● **Your goal**: Keep only the lines where "shown" appears.

● **Given records**:

* * * * * * *

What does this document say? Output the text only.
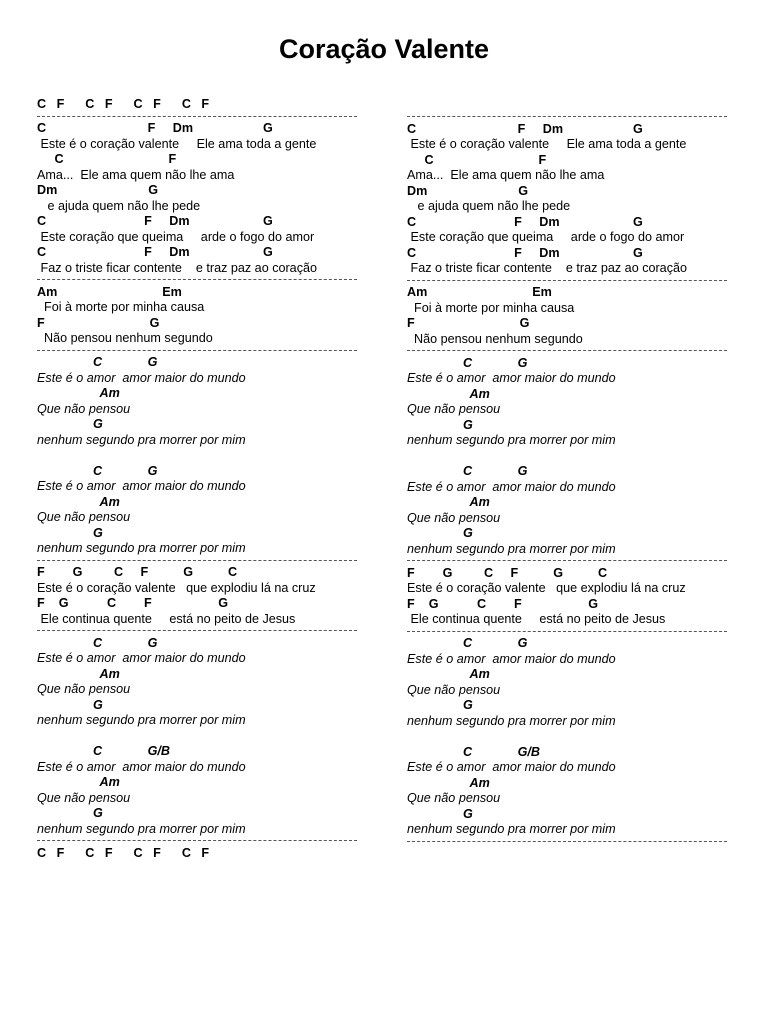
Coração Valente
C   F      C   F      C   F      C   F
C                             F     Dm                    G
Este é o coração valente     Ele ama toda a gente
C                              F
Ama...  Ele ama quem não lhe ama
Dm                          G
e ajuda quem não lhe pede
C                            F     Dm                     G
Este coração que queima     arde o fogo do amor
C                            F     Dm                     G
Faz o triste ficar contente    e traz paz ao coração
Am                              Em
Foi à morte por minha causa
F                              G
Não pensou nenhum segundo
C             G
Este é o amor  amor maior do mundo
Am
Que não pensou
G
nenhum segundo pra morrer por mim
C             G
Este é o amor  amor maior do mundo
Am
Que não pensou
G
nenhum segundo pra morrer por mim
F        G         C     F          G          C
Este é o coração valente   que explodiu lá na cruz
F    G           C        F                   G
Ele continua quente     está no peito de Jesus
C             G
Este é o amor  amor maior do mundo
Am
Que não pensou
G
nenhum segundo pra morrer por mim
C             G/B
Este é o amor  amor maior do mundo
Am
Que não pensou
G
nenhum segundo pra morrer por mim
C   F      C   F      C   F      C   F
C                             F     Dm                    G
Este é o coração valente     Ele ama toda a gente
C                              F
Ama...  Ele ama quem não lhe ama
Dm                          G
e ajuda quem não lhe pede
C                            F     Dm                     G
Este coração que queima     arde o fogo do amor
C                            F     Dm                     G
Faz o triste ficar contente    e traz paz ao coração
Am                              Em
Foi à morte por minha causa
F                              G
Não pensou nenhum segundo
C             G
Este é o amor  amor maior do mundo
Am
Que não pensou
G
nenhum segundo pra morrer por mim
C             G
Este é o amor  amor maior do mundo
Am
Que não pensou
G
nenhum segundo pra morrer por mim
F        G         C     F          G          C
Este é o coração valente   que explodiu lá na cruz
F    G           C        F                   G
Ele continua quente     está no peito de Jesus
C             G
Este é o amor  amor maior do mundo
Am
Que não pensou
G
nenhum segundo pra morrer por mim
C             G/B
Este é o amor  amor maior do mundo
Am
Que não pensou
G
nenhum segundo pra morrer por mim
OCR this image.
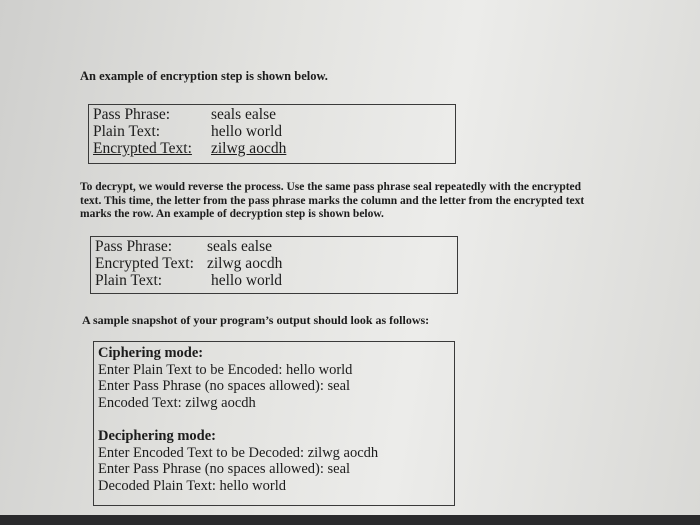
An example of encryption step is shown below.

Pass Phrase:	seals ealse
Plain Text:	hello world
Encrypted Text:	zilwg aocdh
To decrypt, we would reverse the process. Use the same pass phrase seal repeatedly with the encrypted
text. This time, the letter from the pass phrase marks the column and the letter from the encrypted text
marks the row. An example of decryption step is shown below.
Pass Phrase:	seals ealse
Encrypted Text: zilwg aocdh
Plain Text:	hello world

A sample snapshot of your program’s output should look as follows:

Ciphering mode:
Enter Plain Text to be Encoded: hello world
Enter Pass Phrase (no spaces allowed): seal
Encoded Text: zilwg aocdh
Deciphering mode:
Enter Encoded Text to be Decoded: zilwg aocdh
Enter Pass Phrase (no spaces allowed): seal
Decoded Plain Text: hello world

* * * * * * *

● **Complete output**:
An example of encryption step is shown below.
marks the row. An example of decryption step is shown below.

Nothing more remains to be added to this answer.